* start *

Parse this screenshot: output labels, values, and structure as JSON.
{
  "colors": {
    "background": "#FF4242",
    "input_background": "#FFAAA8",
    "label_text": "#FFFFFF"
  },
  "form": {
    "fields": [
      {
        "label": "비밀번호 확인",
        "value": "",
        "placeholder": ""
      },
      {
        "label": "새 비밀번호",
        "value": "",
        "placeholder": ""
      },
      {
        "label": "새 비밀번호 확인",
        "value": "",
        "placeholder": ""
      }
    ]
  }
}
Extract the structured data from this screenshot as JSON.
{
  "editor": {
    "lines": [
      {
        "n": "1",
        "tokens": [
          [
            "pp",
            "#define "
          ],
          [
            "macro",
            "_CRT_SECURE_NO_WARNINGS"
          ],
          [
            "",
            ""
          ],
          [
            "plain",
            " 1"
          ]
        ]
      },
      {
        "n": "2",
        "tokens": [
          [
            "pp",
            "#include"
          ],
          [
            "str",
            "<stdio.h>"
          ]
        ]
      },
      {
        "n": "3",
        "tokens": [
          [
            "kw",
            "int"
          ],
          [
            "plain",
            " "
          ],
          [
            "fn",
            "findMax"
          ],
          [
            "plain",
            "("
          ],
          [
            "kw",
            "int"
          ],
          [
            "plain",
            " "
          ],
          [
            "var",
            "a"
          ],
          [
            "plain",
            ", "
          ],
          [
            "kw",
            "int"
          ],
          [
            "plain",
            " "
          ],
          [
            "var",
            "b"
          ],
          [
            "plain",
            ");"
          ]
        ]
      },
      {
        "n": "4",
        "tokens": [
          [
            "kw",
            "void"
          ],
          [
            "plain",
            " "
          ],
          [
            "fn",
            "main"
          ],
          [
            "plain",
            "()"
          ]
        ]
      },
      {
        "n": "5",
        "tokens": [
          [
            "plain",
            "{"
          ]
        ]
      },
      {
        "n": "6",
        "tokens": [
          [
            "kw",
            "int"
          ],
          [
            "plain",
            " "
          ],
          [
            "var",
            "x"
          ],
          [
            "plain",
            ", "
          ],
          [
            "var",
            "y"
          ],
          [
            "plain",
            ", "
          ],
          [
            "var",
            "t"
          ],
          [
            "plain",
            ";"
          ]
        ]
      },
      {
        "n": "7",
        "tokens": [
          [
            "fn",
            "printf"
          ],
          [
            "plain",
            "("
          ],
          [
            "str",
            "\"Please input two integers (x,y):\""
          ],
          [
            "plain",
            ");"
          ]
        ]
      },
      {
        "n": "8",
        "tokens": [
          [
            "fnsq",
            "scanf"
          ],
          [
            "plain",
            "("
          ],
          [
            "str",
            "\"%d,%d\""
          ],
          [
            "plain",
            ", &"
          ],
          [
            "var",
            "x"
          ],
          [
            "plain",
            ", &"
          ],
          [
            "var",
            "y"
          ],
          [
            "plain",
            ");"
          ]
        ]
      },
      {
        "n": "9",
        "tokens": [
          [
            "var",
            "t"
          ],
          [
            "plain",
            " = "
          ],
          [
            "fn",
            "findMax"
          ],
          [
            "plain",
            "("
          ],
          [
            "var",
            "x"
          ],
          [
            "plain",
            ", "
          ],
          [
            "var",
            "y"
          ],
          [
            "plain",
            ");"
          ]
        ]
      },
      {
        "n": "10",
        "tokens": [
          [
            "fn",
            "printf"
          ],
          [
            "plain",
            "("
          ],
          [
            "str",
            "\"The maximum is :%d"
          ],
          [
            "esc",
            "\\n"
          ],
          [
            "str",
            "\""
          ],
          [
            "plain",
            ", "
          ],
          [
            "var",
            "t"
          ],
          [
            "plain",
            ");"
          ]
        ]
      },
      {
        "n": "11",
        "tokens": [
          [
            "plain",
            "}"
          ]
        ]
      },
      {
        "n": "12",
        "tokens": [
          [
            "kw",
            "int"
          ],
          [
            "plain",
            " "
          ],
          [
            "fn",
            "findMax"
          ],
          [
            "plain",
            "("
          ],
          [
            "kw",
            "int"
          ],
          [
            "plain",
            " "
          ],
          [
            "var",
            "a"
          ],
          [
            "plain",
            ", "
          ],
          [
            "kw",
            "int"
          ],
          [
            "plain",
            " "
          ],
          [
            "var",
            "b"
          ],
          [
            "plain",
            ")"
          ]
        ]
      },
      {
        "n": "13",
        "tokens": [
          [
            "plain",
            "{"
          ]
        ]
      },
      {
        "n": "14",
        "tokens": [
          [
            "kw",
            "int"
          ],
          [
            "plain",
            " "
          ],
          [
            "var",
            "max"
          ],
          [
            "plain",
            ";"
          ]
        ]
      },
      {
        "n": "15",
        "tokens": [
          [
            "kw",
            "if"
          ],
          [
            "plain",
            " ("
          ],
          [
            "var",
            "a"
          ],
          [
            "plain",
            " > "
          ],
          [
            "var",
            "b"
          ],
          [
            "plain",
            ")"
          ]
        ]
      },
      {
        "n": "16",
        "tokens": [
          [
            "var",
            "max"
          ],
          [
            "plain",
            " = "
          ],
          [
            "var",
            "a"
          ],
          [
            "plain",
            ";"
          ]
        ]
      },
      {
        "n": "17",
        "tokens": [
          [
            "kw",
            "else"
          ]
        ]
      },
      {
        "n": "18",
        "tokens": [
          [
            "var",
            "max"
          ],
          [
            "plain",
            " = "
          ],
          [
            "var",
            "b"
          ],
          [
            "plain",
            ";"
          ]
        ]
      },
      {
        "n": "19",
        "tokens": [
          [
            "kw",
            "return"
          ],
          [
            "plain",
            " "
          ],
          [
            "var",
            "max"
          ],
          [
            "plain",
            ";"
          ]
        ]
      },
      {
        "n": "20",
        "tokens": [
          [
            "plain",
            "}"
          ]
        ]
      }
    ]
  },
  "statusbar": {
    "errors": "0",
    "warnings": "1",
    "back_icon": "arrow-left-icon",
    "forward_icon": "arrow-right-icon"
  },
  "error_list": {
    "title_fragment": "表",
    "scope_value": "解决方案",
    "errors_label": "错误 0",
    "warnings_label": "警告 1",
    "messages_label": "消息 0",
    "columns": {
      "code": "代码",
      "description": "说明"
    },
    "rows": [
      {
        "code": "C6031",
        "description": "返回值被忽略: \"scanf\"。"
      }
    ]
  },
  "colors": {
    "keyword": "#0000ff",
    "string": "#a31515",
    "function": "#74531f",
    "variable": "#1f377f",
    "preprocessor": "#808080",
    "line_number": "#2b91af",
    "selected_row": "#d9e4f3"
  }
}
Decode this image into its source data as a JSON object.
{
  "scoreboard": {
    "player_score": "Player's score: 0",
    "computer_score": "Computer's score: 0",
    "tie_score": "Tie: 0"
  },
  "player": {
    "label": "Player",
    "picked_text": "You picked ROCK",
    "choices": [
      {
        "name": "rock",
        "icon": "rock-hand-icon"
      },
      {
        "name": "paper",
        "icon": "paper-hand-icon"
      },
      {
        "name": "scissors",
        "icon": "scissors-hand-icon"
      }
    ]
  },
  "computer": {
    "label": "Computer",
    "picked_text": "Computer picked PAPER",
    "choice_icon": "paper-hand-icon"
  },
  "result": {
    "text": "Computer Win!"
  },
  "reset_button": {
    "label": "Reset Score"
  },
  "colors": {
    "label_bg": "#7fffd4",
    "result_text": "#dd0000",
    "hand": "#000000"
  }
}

* end *

◆ EXERCISE BRIEF
Extract each record, keeping it identical to the original.

◆ OUTPUT BELOW
Parse this screenshot: output labels, values, and structure as JSON.
{
  "colors": {
    "background": "#FF4242",
    "input_background": "#FFAAA8",
    "label_text": "#FFFFFF"
  },
  "form": {
    "fields": [
      {
        "label": "비밀번호 확인",
        "value": "",
        "placeholder": ""
      },
      {
        "label": "새 비밀번호",
        "value": "",
        "placeholder": ""
      },
      {
        "label": "새 비밀번호 확인",
        "value": "",
        "placeholder": ""
      }
    ]
  }
}
Extract the structured data from this screenshot as JSON.
{
  "editor": {
    "lines": [
      {
        "n": "1",
        "tokens": [
          [
            "pp",
            "#define "
          ],
          [
            "macro",
            "_CRT_SECURE_NO_WARNINGS"
          ],
          [
            "",
            ""
          ],
          [
            "plain",
            " 1"
          ]
        ]
      },
      {
        "n": "2",
        "tokens": [
          [
            "pp",
            "#include"
          ],
          [
            "str",
            "<stdio.h>"
          ]
        ]
      },
      {
        "n": "3",
        "tokens": [
          [
            "kw",
            "int"
          ],
          [
            "plain",
            " "
          ],
          [
            "fn",
            "findMax"
          ],
          [
            "plain",
            "("
          ],
          [
            "kw",
            "int"
          ],
          [
            "plain",
            " "
          ],
          [
            "var",
            "a"
          ],
          [
            "plain",
            ", "
          ],
          [
            "kw",
            "int"
          ],
          [
            "plain",
            " "
          ],
          [
            "var",
            "b"
          ],
          [
            "plain",
            ");"
          ]
        ]
      },
      {
        "n": "4",
        "tokens": [
          [
            "kw",
            "void"
          ],
          [
            "plain",
            " "
          ],
          [
            "fn",
            "main"
          ],
          [
            "plain",
            "()"
          ]
        ]
      },
      {
        "n": "5",
        "tokens": [
          [
            "plain",
            "{"
          ]
        ]
      },
      {
        "n": "6",
        "tokens": [
          [
            "kw",
            "int"
          ],
          [
            "plain",
            " "
          ],
          [
            "var",
            "x"
          ],
          [
            "plain",
            ", "
          ],
          [
            "var",
            "y"
          ],
          [
            "plain",
            ", "
          ],
          [
            "var",
            "t"
          ],
          [
            "plain",
            ";"
          ]
        ]
      },
      {
        "n": "7",
        "tokens": [
          [
            "fn",
            "printf"
          ],
          [
            "plain",
            "("
          ],
          [
            "str",
            "\"Please input two integers (x,y):\""
          ],
          [
            "plain",
            ");"
          ]
        ]
      },
      {
        "n": "8",
        "tokens": [
          [
            "fnsq",
            "scanf"
          ],
          [
            "plain",
            "("
          ],
          [
            "str",
            "\"%d,%d\""
          ],
          [
            "plain",
            ", &"
          ],
          [
            "var",
            "x"
          ],
          [
            "plain",
            ", &"
          ],
          [
            "var",
            "y"
          ],
          [
            "plain",
            ");"
          ]
        ]
      },
      {
        "n": "9",
        "tokens": [
          [
            "var",
            "t"
          ],
          [
            "plain",
            " = "
          ],
          [
            "fn",
            "findMax"
          ],
          [
            "plain",
            "("
          ],
          [
            "var",
            "x"
          ],
          [
            "plain",
            ", "
          ],
          [
            "var",
            "y"
          ],
          [
            "plain",
            ");"
          ]
        ]
      },
      {
        "n": "10",
        "tokens": [
          [
            "fn",
            "printf"
          ],
          [
            "plain",
            "("
          ],
          [
            "str",
            "\"The maximum is :%d"
          ],
          [
            "esc",
            "\\n"
          ],
          [
            "str",
            "\""
          ],
          [
            "plain",
            ", "
          ],
          [
            "var",
            "t"
          ],
          [
            "plain",
            ");"
          ]
        ]
      },
      {
        "n": "11",
        "tokens": [
          [
            "plain",
            "}"
          ]
        ]
      },
      {
        "n": "12",
        "tokens": [
          [
            "kw",
            "int"
          ],
          [
            "plain",
            " "
          ],
          [
            "fn",
            "findMax"
          ],
          [
            "plain",
            "("
          ],
          [
            "kw",
            "int"
          ],
          [
            "plain",
            " "
          ],
          [
            "var",
            "a"
          ],
          [
            "plain",
            ", "
          ],
          [
            "kw",
            "int"
          ],
          [
            "plain",
            " "
          ],
          [
            "var",
            "b"
          ],
          [
            "plain",
            ")"
          ]
        ]
      },
      {
        "n": "13",
        "tokens": [
          [
            "plain",
            "{"
          ]
        ]
      },
      {
        "n": "14",
        "tokens": [
          [
            "kw",
            "int"
          ],
          [
            "plain",
            " "
          ],
          [
            "var",
            "max"
          ],
          [
            "plain",
            ";"
          ]
        ]
      },
      {
        "n": "15",
        "tokens": [
          [
            "kw",
            "if"
          ],
          [
            "plain",
            " ("
          ],
          [
            "var",
            "a"
          ],
          [
            "plain",
            " > "
          ],
          [
            "var",
            "b"
          ],
          [
            "plain",
            ")"
          ]
        ]
      },
      {
        "n": "16",
        "tokens": [
          [
            "var",
            "max"
          ],
          [
            "plain",
            " = "
          ],
          [
            "var",
            "a"
          ],
          [
            "plain",
            ";"
          ]
        ]
      },
      {
        "n": "17",
        "tokens": [
          [
            "kw",
            "else"
          ]
        ]
      },
      {
        "n": "18",
        "tokens": [
          [
            "var",
            "max"
          ],
          [
            "plain",
            " = "
          ],
          [
            "var",
            "b"
          ],
          [
            "plain",
            ";"
          ]
        ]
      },
      {
        "n": "19",
        "tokens": [
          [
            "kw",
            "return"
          ],
          [
            "plain",
            " "
          ],
          [
            "var",
            "max"
          ],
          [
            "plain",
            ";"
          ]
        ]
      },
      {
        "n": "20",
        "tokens": [
          [
            "plain",
            "}"
          ]
        ]
      }
    ]
  },
  "statusbar": {
    "errors": "0",
    "warnings": "1",
    "back_icon": "arrow-left-icon",
    "forward_icon": "arrow-right-icon"
  },
  "error_list": {
    "title_fragment": "表",
    "scope_value": "解决方案",
    "errors_label": "错误 0",
    "warnings_label": "警告 1",
    "messages_label": "消息 0",
    "columns": {
      "code": "代码",
      "description": "说明"
    },
    "rows": [
      {
        "code": "C6031",
        "description": "返回值被忽略: \"scanf\"。"
      }
    ]
  },
  "colors": {
    "keyword": "#0000ff",
    "string": "#a31515",
    "function": "#74531f",
    "variable": "#1f377f",
    "preprocessor": "#808080",
    "line_number": "#2b91af",
    "selected_row": "#d9e4f3"
  }
}
Decode this image into its source data as a JSON object.
{
  "scoreboard": {
    "player_score": "Player's score: 0",
    "computer_score": "Computer's score: 0",
    "tie_score": "Tie: 0"
  },
  "player": {
    "label": "Player",
    "picked_text": "You picked ROCK",
    "choices": [
      {
        "name": "rock",
        "icon": "rock-hand-icon"
      },
      {
        "name": "paper",
        "icon": "paper-hand-icon"
      },
      {
        "name": "scissors",
        "icon": "scissors-hand-icon"
      }
    ]
  },
  "computer": {
    "label": "Computer",
    "picked_text": "Computer picked PAPER",
    "choice_icon": "paper-hand-icon"
  },
  "result": {
    "text": "Computer Win!"
  },
  "reset_button": {
    "label": "Reset Score"
  },
  "colors": {
    "label_bg": "#7fffd4",
    "result_text": "#dd0000",
    "hand": "#000000"
  }
}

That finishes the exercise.